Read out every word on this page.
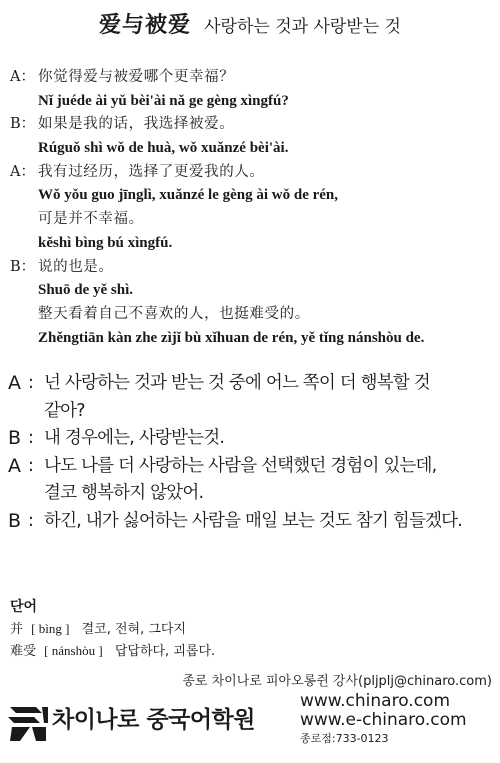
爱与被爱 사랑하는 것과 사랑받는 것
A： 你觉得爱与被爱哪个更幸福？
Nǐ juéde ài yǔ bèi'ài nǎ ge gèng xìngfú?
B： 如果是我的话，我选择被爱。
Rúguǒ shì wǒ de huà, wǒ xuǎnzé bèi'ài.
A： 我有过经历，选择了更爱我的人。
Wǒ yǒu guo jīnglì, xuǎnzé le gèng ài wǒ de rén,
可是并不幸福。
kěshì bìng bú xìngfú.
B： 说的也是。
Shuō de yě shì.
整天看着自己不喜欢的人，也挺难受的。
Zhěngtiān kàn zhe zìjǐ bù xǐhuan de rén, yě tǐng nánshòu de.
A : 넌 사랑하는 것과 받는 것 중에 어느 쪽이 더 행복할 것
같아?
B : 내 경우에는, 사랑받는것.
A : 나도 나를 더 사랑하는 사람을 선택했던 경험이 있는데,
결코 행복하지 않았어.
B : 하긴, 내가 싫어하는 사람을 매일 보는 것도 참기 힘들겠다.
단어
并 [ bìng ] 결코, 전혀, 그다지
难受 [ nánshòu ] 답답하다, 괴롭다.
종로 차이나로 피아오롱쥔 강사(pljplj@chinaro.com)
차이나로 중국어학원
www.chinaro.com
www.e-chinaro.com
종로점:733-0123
**********
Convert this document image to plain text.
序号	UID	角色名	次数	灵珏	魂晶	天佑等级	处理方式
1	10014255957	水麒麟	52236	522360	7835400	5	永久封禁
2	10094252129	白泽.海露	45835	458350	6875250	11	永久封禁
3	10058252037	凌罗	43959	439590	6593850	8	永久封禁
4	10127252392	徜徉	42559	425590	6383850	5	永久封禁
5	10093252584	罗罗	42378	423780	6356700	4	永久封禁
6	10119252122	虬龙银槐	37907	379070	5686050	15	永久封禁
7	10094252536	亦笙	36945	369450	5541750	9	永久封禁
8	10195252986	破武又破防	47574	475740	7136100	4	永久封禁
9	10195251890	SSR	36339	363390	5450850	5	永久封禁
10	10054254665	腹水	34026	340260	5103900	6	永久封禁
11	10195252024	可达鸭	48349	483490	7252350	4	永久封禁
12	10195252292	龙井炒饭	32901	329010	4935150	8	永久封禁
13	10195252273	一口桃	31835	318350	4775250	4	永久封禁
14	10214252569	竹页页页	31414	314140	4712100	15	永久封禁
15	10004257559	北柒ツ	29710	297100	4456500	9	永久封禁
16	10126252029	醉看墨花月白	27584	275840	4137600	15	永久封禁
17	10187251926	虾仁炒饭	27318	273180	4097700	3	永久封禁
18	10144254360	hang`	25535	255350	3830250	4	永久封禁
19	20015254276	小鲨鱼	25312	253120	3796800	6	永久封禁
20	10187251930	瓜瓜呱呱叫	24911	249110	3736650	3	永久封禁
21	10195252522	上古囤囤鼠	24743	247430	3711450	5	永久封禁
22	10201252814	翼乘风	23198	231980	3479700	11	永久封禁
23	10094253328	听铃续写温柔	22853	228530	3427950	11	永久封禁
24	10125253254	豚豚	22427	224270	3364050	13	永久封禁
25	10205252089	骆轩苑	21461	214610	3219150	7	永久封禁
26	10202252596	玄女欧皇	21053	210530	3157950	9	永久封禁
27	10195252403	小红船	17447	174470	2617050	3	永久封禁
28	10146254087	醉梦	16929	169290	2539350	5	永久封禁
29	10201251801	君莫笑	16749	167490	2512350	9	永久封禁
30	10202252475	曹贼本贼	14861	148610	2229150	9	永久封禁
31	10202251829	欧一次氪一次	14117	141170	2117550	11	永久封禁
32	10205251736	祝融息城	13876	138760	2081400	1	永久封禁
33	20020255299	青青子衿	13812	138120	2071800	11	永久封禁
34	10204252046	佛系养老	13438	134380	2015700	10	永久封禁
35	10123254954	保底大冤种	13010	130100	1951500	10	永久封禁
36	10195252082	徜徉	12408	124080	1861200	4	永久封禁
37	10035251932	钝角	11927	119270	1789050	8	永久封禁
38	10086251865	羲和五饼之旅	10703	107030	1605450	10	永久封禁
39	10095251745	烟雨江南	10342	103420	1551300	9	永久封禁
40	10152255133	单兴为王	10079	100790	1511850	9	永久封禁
**********
▶ _REQUIREMENTS_: Search the data for "xìngfú". Copy every line that has it.

▶ _ANSWER BELOW_:
Nǐ juéde ài yǔ bèi'ài nǎ ge gèng xìngfú?
kěshì bìng bú xìngfú.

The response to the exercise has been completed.